> MATERIAL FOR THE TASK
--------------------------------------------------
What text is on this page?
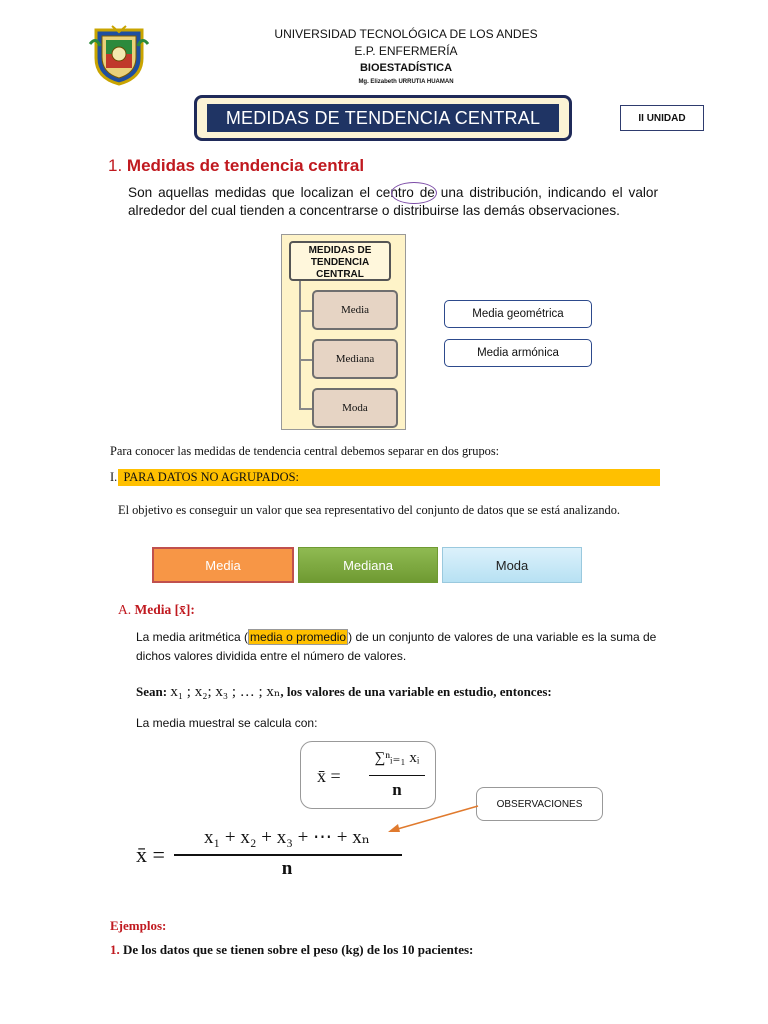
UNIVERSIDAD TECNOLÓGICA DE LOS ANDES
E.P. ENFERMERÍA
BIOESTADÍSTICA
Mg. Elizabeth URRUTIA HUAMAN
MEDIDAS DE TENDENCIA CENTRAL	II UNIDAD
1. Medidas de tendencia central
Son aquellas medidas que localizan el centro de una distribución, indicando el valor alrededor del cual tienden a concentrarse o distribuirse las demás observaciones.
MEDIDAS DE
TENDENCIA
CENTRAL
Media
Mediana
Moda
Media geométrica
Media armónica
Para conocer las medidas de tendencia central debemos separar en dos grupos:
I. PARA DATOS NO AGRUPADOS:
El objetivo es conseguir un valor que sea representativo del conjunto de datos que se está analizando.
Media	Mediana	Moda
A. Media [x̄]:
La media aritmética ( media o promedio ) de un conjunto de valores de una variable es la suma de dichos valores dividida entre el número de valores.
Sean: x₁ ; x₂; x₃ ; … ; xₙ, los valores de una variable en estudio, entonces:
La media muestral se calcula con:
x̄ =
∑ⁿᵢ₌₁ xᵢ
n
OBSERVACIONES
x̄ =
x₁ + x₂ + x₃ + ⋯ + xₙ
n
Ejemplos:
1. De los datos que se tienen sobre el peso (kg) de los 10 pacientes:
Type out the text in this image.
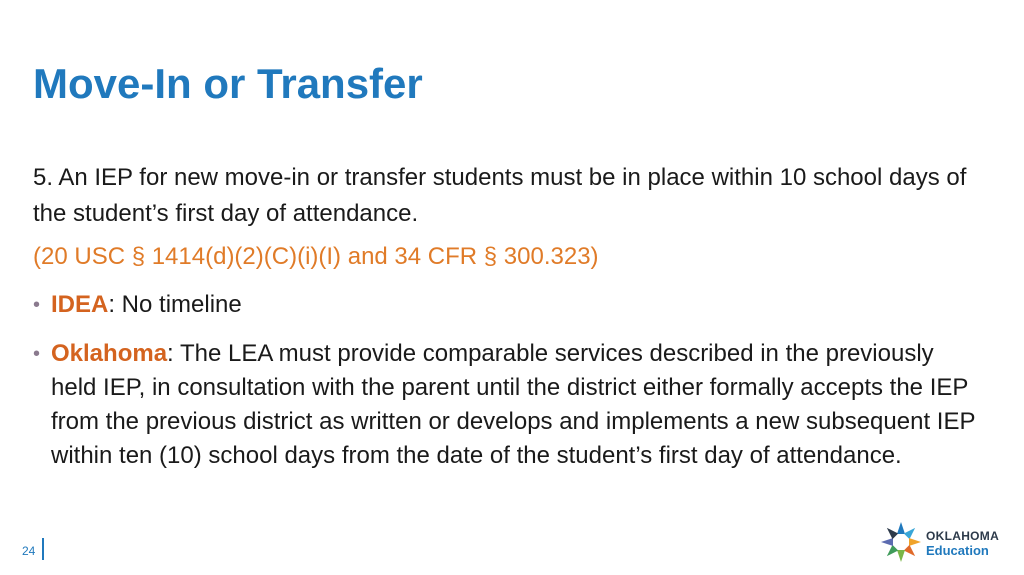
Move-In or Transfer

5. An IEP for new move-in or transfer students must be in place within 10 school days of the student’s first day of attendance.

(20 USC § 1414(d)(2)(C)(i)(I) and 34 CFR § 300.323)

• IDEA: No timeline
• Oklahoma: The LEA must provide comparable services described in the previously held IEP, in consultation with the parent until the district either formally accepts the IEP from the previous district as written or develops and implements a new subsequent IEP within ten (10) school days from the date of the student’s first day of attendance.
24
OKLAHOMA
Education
--------------------------------------------------
> DO THIS
Omit every picture, then repeat the remaining data exactly as it appears above.

> CORRECT RESULT
What text is on this page?
UNIVERSIDAD TECNOLÓGICA DE LOS ANDES
E.P. ENFERMERÍA
BIOESTADÍSTICA
Mg. Elizabeth URRUTIA HUAMAN
MEDIDAS DE TENDENCIA CENTRAL	II UNIDAD
1. Medidas de tendencia central
Son aquellas medidas que localizan el centro de una distribución, indicando el valor alrededor del cual tienden a concentrarse o distribuirse las demás observaciones.
MEDIDAS DE
TENDENCIA
CENTRAL
Media
Mediana
Moda
Media geométrica
Media armónica
Para conocer las medidas de tendencia central debemos separar en dos grupos:
I. PARA DATOS NO AGRUPADOS:
El objetivo es conseguir un valor que sea representativo del conjunto de datos que se está analizando.
Media	Mediana	Moda
A. Media [x̄]:
La media aritmética ( media o promedio ) de un conjunto de valores de una variable es la suma de dichos valores dividida entre el número de valores.
Sean: x₁ ; x₂; x₃ ; … ; xₙ, los valores de una variable en estudio, entonces:
La media muestral se calcula con:
x̄ =
∑ⁿᵢ₌₁ xᵢ
n
OBSERVACIONES
x̄ =
x₁ + x₂ + x₃ + ⋯ + xₙ
n
Ejemplos:
1. De los datos que se tienen sobre el peso (kg) de los 10 pacientes:
Type out the text in this image.
Move-In or Transfer

5. An IEP for new move-in or transfer students must be in place within 10 school days of the student’s first day of attendance.

(20 USC § 1414(d)(2)(C)(i)(I) and 34 CFR § 300.323)

• IDEA: No timeline
• Oklahoma: The LEA must provide comparable services described in the previously held IEP, in consultation with the parent until the district either formally accepts the IEP from the previous district as written or develops and implements a new subsequent IEP within ten (10) school days from the date of the student’s first day of attendance.
24
OKLAHOMA
Education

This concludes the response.